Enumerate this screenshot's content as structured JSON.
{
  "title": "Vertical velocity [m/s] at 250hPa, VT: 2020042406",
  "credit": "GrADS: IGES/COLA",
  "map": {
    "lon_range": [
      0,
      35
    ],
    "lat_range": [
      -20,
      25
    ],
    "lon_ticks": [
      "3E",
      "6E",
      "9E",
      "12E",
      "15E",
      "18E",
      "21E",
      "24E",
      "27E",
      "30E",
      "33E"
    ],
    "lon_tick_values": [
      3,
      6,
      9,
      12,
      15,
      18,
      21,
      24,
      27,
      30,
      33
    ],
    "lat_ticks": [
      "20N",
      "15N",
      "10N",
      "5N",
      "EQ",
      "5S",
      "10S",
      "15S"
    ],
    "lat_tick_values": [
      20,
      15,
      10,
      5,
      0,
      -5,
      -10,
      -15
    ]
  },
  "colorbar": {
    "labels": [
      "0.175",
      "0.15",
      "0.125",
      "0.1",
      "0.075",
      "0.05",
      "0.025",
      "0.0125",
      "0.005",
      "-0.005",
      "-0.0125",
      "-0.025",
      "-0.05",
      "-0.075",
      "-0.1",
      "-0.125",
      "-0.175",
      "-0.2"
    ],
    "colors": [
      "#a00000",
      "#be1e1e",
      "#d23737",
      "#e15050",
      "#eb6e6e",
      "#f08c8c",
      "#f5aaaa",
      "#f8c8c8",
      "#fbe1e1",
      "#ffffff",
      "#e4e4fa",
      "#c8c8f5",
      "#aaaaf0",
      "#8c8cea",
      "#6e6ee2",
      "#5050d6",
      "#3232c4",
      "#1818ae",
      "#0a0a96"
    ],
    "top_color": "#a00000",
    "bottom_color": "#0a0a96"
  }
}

- - - - - - -

WORK TO COMPLETE ▸ All of the material above needs to be copied exactly.

THE RESPONSE ▸
Enumerate this screenshot's content as structured JSON.
{
  "title": "Vertical velocity [m/s] at 250hPa, VT: 2020042406",
  "credit": "GrADS: IGES/COLA",
  "map": {
    "lon_range": [
      0,
      35
    ],
    "lat_range": [
      -20,
      25
    ],
    "lon_ticks": [
      "3E",
      "6E",
      "9E",
      "12E",
      "15E",
      "18E",
      "21E",
      "24E",
      "27E",
      "30E",
      "33E"
    ],
    "lon_tick_values": [
      3,
      6,
      9,
      12,
      15,
      18,
      21,
      24,
      27,
      30,
      33
    ],
    "lat_ticks": [
      "20N",
      "15N",
      "10N",
      "5N",
      "EQ",
      "5S",
      "10S",
      "15S"
    ],
    "lat_tick_values": [
      20,
      15,
      10,
      5,
      0,
      -5,
      -10,
      -15
    ]
  },
  "colorbar": {
    "labels": [
      "0.175",
      "0.15",
      "0.125",
      "0.1",
      "0.075",
      "0.05",
      "0.025",
      "0.0125",
      "0.005",
      "-0.005",
      "-0.0125",
      "-0.025",
      "-0.05",
      "-0.075",
      "-0.1",
      "-0.125",
      "-0.175",
      "-0.2"
    ],
    "colors": [
      "#a00000",
      "#be1e1e",
      "#d23737",
      "#e15050",
      "#eb6e6e",
      "#f08c8c",
      "#f5aaaa",
      "#f8c8c8",
      "#fbe1e1",
      "#ffffff",
      "#e4e4fa",
      "#c8c8f5",
      "#aaaaf0",
      "#8c8cea",
      "#6e6ee2",
      "#5050d6",
      "#3232c4",
      "#1818ae",
      "#0a0a96"
    ],
    "top_color": "#a00000",
    "bottom_color": "#0a0a96"
  }
}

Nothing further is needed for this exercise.